What needs to be done ::
From the entries provided below, copy each line that contains the word "percent".

[Extracted data entries]

• • • • •

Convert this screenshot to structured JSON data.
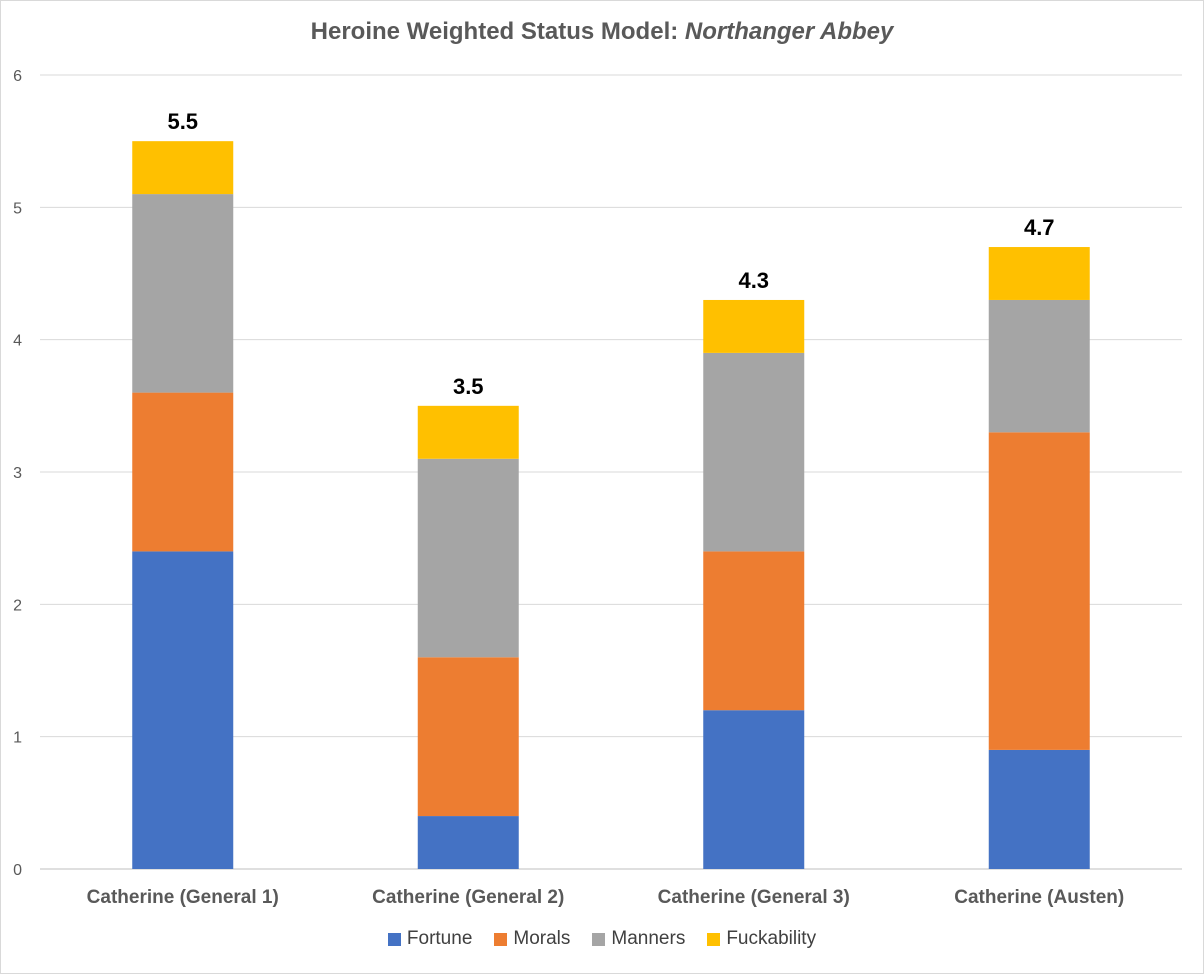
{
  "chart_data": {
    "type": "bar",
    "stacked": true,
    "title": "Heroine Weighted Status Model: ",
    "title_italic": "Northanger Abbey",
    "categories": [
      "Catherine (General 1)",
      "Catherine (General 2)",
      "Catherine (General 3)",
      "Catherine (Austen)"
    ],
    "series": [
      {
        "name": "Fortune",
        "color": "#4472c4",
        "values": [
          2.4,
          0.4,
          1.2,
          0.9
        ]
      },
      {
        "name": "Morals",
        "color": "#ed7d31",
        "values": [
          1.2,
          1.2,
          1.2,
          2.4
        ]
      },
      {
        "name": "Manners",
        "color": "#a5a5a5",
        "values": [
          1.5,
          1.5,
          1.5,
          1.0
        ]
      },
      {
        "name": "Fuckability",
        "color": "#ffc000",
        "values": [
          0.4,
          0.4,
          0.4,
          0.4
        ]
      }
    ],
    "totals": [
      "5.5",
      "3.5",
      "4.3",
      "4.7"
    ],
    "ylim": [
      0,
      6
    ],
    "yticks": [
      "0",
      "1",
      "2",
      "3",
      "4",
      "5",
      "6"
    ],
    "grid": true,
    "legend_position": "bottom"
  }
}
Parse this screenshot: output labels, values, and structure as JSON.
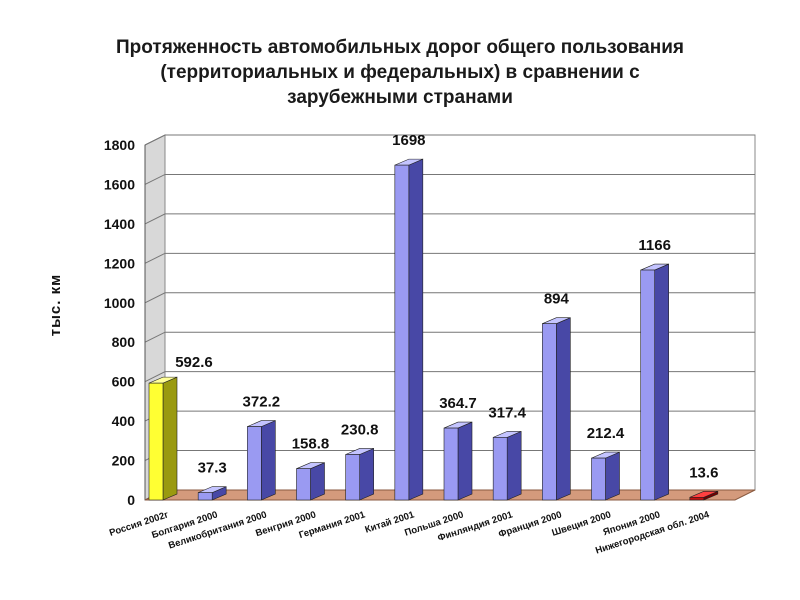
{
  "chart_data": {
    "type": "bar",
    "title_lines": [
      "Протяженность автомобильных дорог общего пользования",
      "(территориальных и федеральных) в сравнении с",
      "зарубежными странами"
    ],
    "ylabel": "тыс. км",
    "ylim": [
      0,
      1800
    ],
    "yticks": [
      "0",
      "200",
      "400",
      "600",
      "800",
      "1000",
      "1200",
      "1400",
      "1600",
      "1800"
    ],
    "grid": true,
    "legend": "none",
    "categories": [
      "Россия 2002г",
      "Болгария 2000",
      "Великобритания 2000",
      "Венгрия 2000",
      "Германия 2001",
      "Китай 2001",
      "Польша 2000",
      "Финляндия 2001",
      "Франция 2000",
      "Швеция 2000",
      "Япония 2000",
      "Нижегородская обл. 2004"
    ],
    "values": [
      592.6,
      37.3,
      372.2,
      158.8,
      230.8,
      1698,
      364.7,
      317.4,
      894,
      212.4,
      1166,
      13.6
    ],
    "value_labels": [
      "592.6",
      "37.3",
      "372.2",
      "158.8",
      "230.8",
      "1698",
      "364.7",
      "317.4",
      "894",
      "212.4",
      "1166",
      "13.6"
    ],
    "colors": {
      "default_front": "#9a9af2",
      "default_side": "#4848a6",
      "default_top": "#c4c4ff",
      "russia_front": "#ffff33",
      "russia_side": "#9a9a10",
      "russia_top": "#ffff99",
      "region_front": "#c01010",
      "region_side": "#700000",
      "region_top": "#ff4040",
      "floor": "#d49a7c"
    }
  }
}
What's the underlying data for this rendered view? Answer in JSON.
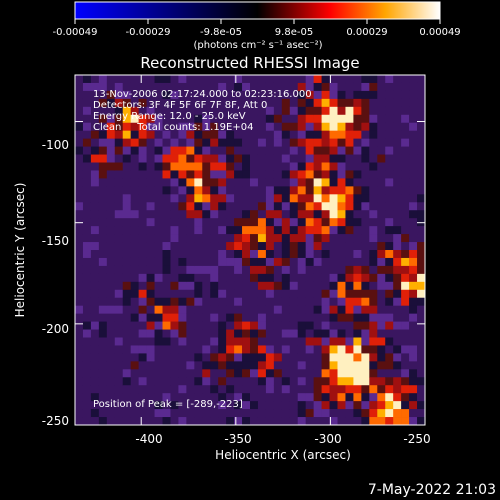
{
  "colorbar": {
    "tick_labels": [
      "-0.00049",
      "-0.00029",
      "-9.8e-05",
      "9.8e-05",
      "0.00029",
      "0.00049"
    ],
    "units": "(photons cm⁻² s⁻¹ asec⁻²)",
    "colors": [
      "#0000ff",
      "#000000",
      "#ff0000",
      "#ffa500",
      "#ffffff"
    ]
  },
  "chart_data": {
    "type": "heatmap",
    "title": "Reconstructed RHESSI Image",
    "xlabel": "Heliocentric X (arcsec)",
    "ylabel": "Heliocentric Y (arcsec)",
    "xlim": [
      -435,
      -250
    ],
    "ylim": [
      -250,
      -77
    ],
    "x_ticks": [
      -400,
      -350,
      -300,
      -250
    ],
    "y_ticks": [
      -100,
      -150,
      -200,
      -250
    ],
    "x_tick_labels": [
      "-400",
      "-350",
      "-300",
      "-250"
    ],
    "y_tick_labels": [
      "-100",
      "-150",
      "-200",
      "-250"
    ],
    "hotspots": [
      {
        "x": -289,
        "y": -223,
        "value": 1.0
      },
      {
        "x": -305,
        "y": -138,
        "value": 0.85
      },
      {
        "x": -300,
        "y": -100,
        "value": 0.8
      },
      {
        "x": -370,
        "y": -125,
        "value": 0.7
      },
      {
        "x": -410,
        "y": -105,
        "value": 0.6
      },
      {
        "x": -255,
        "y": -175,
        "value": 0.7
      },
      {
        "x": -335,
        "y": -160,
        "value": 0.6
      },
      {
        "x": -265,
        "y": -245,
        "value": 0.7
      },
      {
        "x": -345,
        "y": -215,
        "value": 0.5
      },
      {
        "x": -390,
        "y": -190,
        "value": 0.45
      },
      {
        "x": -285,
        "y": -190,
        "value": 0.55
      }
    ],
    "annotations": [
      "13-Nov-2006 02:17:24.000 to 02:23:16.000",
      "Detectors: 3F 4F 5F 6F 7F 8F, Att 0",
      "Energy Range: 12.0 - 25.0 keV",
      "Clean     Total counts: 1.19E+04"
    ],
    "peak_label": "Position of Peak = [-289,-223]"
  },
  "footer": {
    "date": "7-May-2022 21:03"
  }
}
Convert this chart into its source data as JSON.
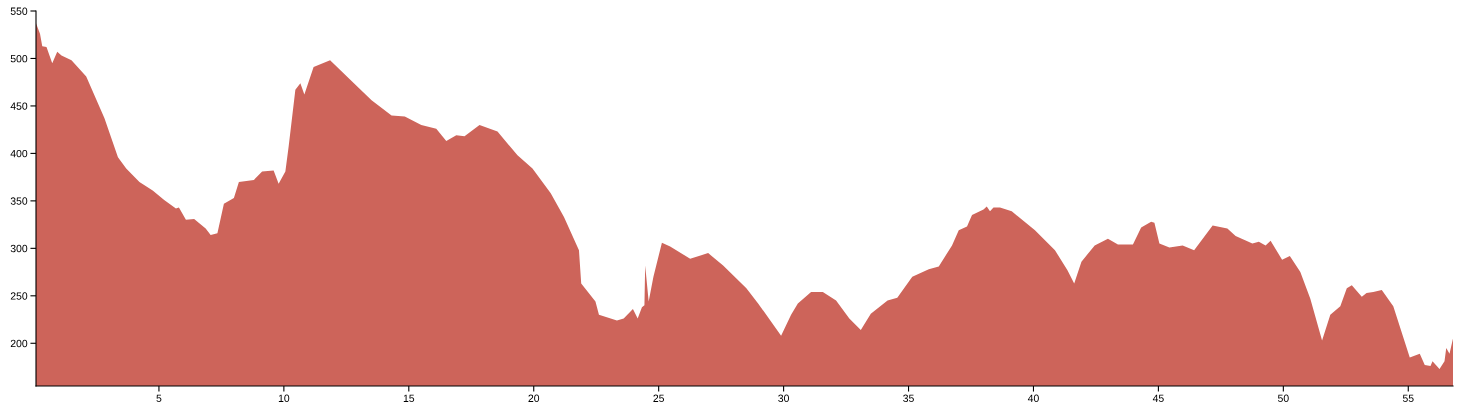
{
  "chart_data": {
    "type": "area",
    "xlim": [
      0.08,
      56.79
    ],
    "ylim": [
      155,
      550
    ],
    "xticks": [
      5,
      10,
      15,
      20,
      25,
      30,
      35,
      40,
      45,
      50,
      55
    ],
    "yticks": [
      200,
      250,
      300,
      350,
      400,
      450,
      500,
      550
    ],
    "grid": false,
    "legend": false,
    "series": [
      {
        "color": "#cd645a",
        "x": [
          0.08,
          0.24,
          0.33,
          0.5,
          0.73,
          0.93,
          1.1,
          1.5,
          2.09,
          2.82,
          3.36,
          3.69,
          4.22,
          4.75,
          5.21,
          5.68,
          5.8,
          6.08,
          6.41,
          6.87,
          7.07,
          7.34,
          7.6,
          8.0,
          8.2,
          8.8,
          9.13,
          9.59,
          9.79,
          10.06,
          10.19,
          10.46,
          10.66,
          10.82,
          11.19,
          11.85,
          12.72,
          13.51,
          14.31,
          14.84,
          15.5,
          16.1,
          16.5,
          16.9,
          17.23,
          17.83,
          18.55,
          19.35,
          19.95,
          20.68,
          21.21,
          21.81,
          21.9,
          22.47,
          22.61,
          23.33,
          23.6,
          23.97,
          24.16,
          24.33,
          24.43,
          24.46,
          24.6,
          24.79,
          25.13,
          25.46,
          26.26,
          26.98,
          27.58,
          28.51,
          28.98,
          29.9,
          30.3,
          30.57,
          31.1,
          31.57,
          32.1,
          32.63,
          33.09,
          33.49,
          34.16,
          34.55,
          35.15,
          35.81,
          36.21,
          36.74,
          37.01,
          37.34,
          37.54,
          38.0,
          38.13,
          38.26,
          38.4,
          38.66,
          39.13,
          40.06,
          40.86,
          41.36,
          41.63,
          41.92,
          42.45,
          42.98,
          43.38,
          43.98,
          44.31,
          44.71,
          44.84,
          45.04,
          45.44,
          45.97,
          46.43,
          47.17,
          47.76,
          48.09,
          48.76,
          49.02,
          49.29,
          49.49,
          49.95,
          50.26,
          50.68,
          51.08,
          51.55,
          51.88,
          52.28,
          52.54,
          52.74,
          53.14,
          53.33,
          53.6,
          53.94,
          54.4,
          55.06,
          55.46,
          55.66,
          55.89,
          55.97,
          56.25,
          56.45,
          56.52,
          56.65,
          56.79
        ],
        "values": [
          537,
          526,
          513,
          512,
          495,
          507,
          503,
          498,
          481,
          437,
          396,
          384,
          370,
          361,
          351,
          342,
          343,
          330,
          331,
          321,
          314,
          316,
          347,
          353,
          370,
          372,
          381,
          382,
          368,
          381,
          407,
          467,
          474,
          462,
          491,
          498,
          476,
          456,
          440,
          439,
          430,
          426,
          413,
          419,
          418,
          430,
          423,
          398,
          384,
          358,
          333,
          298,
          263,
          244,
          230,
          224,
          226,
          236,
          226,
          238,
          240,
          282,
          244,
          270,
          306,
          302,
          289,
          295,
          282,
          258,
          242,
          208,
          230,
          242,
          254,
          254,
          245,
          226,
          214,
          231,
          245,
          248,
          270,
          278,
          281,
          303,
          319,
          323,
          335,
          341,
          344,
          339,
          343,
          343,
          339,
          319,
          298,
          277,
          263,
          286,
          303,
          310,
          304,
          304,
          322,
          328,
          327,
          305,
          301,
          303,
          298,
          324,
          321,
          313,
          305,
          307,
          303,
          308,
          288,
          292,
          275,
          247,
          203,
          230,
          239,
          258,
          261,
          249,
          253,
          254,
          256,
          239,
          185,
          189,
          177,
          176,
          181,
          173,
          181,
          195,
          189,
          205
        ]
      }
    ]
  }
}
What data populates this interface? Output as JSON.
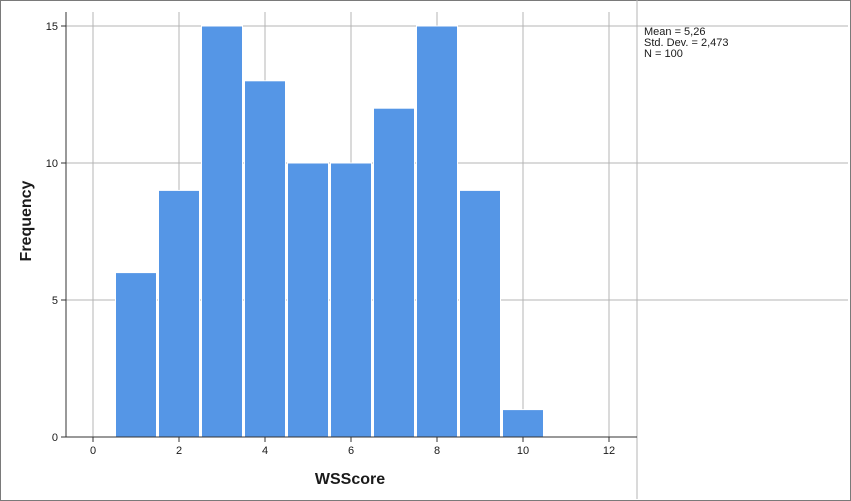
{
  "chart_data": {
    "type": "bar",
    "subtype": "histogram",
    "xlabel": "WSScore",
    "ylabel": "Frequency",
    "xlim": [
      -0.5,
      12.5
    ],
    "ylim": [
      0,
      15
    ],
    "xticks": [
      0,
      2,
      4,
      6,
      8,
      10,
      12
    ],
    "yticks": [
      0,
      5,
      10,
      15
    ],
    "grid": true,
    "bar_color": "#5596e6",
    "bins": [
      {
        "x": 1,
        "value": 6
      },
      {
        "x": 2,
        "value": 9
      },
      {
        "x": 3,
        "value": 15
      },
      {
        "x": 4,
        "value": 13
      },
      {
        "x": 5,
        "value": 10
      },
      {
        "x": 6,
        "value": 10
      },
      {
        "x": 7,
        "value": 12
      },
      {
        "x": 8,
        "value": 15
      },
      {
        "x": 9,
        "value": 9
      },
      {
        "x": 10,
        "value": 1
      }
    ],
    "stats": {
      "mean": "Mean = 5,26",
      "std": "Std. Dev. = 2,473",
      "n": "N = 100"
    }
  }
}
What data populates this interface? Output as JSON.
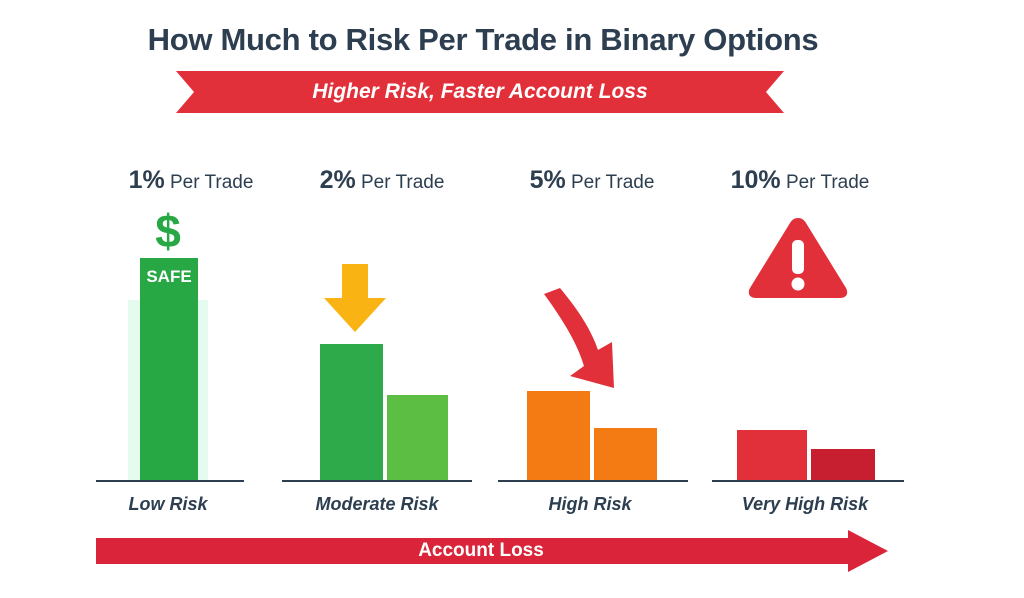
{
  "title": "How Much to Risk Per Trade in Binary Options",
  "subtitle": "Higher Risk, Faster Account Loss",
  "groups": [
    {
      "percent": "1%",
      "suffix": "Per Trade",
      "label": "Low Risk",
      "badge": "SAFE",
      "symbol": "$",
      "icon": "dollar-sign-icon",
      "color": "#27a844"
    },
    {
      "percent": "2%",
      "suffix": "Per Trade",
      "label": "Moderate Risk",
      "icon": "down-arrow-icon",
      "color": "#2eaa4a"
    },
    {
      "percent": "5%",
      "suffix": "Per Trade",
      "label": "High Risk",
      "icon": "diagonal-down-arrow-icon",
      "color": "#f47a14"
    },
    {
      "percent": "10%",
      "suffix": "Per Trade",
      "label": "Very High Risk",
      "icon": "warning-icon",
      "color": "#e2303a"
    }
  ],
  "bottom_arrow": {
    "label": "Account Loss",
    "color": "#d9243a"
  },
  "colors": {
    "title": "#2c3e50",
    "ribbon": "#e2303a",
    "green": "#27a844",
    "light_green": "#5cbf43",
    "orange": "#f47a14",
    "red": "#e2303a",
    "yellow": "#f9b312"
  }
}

• • • • •

The reply ::
      "percent": "1%",
      "percent": "2%",
      "percent": "5%",
      "percent": "10%",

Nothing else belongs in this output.